* Requirement
Wherever a line holds the string "censoring", copy that line.

Saved entries
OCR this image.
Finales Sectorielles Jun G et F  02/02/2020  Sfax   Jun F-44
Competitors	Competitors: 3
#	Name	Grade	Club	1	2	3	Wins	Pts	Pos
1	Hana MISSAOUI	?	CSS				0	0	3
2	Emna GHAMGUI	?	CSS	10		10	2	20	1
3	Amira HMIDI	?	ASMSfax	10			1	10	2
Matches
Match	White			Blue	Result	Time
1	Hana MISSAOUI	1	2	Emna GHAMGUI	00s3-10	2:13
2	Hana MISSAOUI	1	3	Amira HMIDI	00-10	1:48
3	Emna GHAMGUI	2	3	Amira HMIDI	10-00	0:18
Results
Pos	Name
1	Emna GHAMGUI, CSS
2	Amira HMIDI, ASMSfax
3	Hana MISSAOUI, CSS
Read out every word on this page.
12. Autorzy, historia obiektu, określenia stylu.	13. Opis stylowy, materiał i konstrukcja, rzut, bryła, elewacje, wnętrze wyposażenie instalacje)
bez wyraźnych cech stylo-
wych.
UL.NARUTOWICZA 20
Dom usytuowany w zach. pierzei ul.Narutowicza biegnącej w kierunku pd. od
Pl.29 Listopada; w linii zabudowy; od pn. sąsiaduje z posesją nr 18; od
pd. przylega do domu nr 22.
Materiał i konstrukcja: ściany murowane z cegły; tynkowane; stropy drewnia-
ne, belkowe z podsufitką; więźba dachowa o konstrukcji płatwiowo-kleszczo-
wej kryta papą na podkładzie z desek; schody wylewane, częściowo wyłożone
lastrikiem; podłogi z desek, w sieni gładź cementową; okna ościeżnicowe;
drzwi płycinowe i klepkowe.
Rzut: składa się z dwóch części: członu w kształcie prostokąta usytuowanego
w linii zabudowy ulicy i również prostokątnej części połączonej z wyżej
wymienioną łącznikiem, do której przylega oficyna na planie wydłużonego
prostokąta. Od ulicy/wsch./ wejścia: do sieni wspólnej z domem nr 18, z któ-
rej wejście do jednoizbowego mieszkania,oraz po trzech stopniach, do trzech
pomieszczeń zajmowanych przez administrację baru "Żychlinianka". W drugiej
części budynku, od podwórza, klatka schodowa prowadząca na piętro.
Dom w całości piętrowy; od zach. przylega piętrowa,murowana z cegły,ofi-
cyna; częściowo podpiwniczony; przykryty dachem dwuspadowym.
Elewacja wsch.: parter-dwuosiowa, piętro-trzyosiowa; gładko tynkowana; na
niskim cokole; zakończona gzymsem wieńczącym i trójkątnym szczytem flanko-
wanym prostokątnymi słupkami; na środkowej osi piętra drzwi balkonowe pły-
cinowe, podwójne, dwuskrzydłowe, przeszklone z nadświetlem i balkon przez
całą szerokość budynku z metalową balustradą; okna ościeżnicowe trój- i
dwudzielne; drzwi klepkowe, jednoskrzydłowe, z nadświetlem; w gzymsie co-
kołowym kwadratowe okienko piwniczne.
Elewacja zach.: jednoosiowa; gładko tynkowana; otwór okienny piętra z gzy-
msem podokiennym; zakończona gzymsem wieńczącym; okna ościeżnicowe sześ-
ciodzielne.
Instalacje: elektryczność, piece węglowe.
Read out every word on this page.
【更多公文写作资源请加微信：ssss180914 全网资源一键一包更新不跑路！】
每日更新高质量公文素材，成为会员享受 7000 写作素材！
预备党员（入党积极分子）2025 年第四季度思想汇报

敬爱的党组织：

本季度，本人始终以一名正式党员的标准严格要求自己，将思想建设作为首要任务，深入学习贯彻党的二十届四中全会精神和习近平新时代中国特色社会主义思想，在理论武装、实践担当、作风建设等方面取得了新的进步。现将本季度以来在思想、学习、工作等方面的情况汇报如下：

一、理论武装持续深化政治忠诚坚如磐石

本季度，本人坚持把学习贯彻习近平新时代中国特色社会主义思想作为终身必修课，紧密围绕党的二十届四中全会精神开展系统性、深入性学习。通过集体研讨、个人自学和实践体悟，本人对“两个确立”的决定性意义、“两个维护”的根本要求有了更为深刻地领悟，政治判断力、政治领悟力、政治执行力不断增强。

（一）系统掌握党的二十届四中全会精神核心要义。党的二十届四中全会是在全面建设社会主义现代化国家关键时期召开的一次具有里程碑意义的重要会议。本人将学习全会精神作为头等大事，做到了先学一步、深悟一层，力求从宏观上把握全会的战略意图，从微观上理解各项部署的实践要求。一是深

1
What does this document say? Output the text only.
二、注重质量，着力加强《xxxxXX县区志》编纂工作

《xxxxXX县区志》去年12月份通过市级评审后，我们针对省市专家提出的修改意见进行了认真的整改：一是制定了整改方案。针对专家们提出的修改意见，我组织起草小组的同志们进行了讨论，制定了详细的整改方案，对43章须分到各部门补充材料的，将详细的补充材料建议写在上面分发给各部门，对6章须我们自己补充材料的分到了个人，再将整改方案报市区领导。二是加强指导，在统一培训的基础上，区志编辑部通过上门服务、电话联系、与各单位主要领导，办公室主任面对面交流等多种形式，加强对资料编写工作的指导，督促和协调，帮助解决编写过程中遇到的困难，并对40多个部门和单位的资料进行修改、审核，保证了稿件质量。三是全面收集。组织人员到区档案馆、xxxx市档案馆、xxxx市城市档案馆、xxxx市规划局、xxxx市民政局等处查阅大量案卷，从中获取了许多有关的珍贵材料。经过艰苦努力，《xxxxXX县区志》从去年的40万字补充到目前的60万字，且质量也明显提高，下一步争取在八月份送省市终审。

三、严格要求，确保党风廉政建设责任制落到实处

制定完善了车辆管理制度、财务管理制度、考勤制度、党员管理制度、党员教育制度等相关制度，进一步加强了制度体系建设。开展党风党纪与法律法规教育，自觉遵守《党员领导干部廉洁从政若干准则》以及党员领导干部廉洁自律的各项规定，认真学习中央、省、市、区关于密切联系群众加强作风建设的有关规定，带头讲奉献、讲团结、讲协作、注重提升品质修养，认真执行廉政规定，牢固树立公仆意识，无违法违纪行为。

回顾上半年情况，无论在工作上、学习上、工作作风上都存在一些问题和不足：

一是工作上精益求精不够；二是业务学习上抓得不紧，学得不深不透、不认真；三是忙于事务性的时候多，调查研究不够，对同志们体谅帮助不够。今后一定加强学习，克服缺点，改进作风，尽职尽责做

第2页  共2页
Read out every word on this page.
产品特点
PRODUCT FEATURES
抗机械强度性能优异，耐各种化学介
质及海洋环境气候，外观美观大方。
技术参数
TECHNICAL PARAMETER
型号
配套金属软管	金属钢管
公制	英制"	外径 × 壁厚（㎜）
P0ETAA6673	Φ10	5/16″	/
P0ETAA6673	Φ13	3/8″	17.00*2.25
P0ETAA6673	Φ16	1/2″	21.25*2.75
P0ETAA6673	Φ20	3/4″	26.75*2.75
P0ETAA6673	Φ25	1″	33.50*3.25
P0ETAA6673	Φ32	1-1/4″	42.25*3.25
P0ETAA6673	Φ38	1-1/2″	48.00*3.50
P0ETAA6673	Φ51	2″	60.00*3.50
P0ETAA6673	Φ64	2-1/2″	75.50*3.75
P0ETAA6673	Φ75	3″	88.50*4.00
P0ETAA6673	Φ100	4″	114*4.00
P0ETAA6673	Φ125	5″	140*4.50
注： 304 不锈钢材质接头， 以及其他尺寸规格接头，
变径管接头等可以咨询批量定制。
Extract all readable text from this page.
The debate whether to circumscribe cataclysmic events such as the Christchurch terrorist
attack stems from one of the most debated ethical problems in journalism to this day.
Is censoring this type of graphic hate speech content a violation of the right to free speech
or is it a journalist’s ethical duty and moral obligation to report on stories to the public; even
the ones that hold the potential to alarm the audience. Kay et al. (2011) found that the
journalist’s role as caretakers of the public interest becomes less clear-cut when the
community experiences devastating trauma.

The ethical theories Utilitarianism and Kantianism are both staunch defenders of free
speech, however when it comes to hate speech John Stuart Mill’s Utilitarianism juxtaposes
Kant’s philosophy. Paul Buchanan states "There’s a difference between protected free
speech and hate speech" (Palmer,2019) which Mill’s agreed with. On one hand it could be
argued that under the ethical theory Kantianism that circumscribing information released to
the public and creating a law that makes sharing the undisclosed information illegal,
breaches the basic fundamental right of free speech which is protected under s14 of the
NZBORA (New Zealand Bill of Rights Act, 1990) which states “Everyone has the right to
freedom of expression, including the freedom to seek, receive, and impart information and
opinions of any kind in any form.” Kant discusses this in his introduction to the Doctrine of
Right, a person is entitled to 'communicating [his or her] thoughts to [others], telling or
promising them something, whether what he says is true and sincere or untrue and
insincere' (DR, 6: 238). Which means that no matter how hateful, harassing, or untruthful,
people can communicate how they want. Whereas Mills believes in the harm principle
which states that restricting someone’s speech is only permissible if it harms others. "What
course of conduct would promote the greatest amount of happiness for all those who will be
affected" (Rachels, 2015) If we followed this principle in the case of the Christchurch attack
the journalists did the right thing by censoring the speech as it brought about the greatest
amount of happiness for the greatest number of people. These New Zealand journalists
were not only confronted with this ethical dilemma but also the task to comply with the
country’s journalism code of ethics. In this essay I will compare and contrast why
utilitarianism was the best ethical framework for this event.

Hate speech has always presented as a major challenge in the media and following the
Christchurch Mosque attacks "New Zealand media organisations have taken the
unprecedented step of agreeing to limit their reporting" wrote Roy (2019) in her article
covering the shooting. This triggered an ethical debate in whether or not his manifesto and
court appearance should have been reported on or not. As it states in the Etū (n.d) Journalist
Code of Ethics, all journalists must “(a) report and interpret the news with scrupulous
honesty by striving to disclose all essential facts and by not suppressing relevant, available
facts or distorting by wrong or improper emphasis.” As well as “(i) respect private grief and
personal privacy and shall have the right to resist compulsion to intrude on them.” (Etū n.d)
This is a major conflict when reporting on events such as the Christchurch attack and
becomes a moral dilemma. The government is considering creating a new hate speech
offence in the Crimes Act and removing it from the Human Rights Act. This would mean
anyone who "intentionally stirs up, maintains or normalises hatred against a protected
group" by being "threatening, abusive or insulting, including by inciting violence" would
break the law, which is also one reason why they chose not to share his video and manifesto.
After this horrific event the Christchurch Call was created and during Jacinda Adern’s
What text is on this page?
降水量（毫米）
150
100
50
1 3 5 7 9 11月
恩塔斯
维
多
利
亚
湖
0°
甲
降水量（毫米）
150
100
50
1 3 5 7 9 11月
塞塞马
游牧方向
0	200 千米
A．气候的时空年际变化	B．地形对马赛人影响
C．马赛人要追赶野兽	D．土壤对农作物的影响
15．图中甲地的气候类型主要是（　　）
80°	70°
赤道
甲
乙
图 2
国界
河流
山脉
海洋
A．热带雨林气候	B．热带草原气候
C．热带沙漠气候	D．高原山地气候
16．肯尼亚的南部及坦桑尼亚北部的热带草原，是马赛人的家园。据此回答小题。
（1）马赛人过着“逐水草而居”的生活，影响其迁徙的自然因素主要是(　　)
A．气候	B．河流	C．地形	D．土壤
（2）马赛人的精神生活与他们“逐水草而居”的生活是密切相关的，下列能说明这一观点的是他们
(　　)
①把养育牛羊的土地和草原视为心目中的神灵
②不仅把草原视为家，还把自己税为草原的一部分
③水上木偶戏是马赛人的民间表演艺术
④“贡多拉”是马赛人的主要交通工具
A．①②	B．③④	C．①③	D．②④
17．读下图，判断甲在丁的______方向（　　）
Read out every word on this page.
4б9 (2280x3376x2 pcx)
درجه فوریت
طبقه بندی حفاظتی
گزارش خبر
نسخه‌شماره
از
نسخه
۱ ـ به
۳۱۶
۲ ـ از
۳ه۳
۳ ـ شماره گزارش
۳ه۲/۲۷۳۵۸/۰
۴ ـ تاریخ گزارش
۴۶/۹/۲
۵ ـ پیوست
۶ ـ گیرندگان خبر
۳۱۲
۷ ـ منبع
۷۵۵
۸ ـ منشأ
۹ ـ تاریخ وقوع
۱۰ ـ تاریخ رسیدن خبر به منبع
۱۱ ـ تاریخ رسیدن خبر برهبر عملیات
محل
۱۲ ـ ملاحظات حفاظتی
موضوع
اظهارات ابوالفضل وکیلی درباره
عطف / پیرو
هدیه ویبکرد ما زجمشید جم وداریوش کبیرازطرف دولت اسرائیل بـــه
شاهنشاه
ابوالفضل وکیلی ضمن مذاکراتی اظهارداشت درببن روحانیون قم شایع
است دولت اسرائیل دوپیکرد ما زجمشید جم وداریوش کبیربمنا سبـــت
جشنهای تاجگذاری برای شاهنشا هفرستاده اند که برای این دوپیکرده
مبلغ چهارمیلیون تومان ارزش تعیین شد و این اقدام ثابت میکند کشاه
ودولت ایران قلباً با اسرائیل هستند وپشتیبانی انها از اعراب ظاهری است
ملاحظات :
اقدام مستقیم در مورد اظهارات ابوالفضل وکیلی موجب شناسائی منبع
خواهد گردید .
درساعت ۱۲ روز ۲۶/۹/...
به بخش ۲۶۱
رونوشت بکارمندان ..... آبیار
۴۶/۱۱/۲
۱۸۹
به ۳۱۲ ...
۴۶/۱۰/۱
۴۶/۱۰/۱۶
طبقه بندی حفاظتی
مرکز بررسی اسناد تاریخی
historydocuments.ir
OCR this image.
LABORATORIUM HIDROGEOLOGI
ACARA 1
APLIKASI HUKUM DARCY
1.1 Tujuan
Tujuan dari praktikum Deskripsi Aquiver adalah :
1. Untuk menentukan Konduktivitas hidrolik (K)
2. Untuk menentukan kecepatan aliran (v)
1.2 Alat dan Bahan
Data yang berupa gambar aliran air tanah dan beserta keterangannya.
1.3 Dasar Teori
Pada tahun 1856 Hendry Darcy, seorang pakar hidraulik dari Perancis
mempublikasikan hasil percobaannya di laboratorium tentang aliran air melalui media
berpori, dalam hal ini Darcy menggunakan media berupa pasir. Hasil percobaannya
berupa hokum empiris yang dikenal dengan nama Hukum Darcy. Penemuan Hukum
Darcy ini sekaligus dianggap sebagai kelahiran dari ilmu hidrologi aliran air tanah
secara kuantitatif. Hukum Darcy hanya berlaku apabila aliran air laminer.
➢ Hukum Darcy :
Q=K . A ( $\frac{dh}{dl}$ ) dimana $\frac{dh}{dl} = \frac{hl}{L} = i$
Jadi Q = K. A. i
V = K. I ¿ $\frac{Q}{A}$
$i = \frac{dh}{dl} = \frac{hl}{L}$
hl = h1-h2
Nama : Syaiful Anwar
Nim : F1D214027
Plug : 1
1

* Expected answer
Is censoring this type of graphic hate speech content a violation of the right to free speech
the journalists did the right thing by censoring the speech as it brought about the greatest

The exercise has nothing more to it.